WRITTEN PROBLEM |
Quote every line of the data below as it stands, omitting pictures.

THE RECORDS |
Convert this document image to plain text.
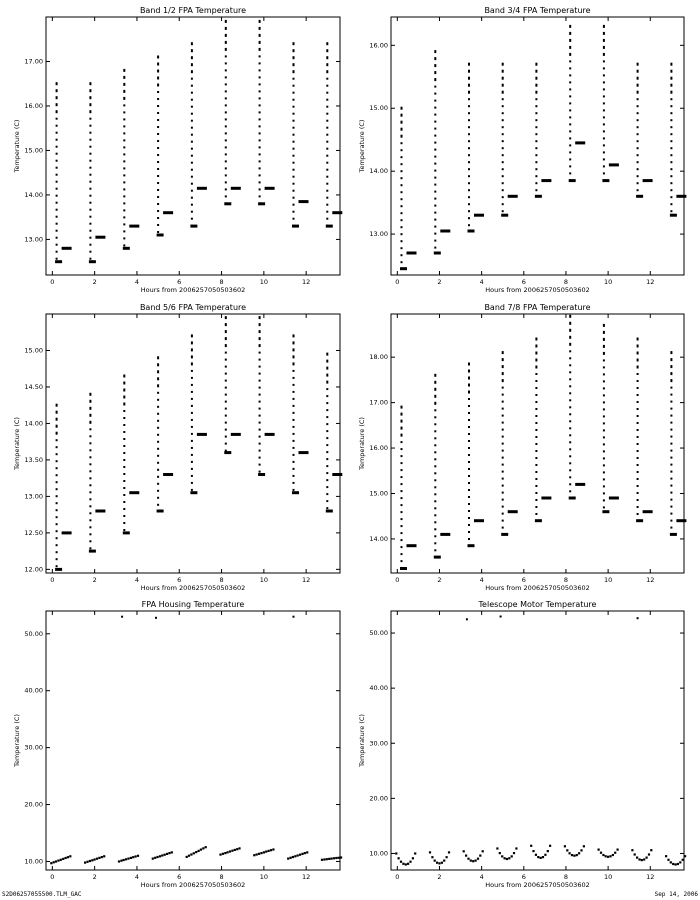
Band 1/2 FPA Temperature
Hours from 2006257050503602
Temperature (C)
0	2	4	6	8	10	12
13.00
14.00
15.00
16.00
17.00
Band 3/4 FPA Temperature
Hours from 2006257050503602
Temperature (C)
0	2	4	6	8	10	12
13.00
14.00
15.00
16.00
Band 5/6 FPA Temperature
Hours from 2006257050503602
Temperature (C)
0	2	4	6	8	10	12
12.00
12.50
13.00
13.50
14.00
14.50
15.00
Band 7/8 FPA Temperature
Hours from 2006257050503602
Temperature (C)
0	2	4	6	8	10	12
14.00
15.00
16.00
17.00
18.00
FPA Housing Temperature
Hours from 2006257050503602
Temperature (C)
0	2	4	6	8	10	12
10.00
20.00
30.00
40.00
50.00
Telescope Motor Temperature
Hours from 2006257050503602
Temperature (C)
0	2	4	6	8	10	12
10.00
20.00
30.00
40.00
50.00
S2D06257055500.TLM_GAC	Sep 14, 2006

WRITTEN RESPONSE |
Convert this document image to plain text.
Band 1/2 FPA Temperature
Hours from 2006257050503602
Temperature (C)
0	2	4	6	8	10	12
13.00
14.00
15.00
16.00
17.00
Band 3/4 FPA Temperature
Hours from 2006257050503602
Temperature (C)
0	2	4	6	8	10	12
13.00
14.00
15.00
16.00
Band 5/6 FPA Temperature
Hours from 2006257050503602
Temperature (C)
0	2	4	6	8	10	12
12.00
12.50
13.00
13.50
14.00
14.50
15.00
Band 7/8 FPA Temperature
Hours from 2006257050503602
Temperature (C)
0	2	4	6	8	10	12
14.00
15.00
16.00
17.00
18.00
FPA Housing Temperature
Hours from 2006257050503602
Temperature (C)
0	2	4	6	8	10	12
10.00
20.00
30.00
40.00
50.00
Telescope Motor Temperature
Hours from 2006257050503602
Temperature (C)
0	2	4	6	8	10	12
10.00
20.00
30.00
40.00
50.00
S2D06257055500.TLM_GAC	Sep 14, 2006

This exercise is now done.